_Prompt_. Go through the entries and transcribe each one exactly, dropping the pictures.

_Source data_.
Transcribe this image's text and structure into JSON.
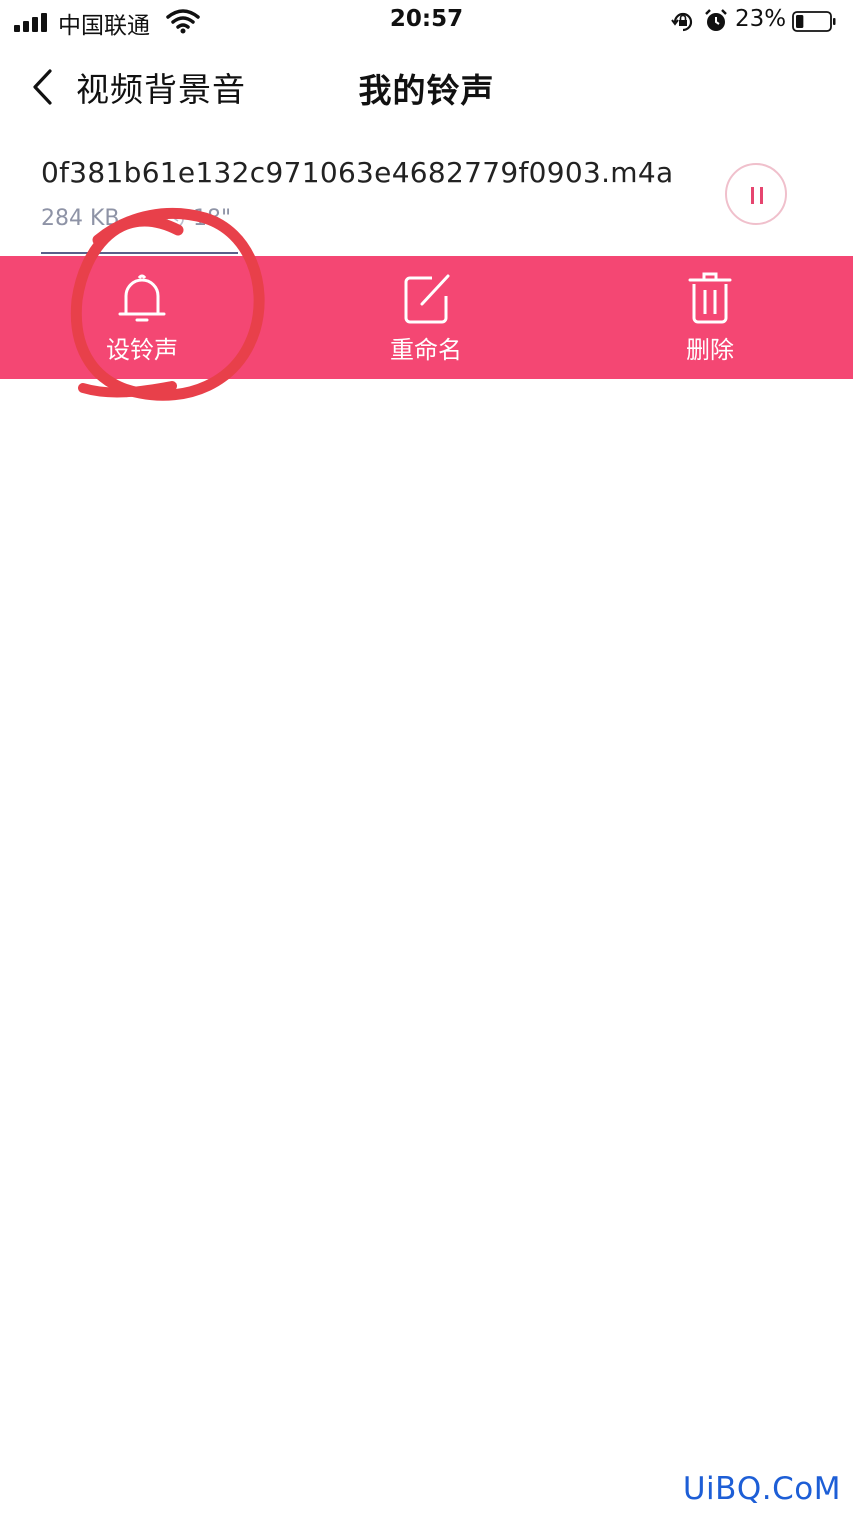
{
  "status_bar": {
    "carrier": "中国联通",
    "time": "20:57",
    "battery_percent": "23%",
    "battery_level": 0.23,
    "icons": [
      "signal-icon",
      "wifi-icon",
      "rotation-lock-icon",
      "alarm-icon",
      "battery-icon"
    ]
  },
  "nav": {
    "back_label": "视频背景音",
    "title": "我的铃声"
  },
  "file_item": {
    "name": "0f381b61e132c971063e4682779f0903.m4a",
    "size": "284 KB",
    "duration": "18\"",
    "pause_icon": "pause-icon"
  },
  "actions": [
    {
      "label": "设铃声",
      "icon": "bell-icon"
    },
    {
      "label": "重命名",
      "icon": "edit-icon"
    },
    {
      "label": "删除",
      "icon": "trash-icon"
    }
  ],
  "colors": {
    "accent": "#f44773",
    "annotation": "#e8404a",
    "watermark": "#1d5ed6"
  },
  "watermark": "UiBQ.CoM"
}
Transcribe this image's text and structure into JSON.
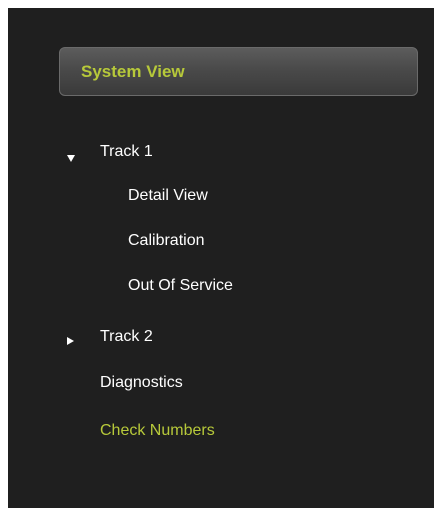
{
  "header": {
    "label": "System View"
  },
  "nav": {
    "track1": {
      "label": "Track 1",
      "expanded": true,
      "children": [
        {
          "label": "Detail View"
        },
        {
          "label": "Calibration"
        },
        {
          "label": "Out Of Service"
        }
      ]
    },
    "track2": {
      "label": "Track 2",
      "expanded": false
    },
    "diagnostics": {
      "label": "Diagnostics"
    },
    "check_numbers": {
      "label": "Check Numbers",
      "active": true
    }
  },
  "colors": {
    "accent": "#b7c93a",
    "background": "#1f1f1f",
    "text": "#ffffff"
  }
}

_Task output_.
Transcribe this image's text and structure into JSON.
{
  "status_bar": {
    "carrier": "中国联通",
    "time": "20:57",
    "battery_percent": "23%",
    "battery_level": 0.23,
    "icons": [
      "signal-icon",
      "wifi-icon",
      "rotation-lock-icon",
      "alarm-icon",
      "battery-icon"
    ]
  },
  "nav": {
    "back_label": "视频背景音",
    "title": "我的铃声"
  },
  "file_item": {
    "name": "0f381b61e132c971063e4682779f0903.m4a",
    "size": "284 KB",
    "duration": "18\"",
    "pause_icon": "pause-icon"
  },
  "actions": [
    {
      "label": "设铃声",
      "icon": "bell-icon"
    },
    {
      "label": "重命名",
      "icon": "edit-icon"
    },
    {
      "label": "删除",
      "icon": "trash-icon"
    }
  ],
  "colors": {
    "accent": "#f44773",
    "annotation": "#e8404a",
    "watermark": "#1d5ed6"
  },
  "watermark": "UiBQ.CoM"
}
Transcribe this image's text and structure into JSON.
{
  "header": {
    "label": "System View"
  },
  "nav": {
    "track1": {
      "label": "Track 1",
      "expanded": true,
      "children": [
        {
          "label": "Detail View"
        },
        {
          "label": "Calibration"
        },
        {
          "label": "Out Of Service"
        }
      ]
    },
    "track2": {
      "label": "Track 2",
      "expanded": false
    },
    "diagnostics": {
      "label": "Diagnostics"
    },
    "check_numbers": {
      "label": "Check Numbers",
      "active": true
    }
  },
  "colors": {
    "accent": "#b7c93a",
    "background": "#1f1f1f",
    "text": "#ffffff"
  }
}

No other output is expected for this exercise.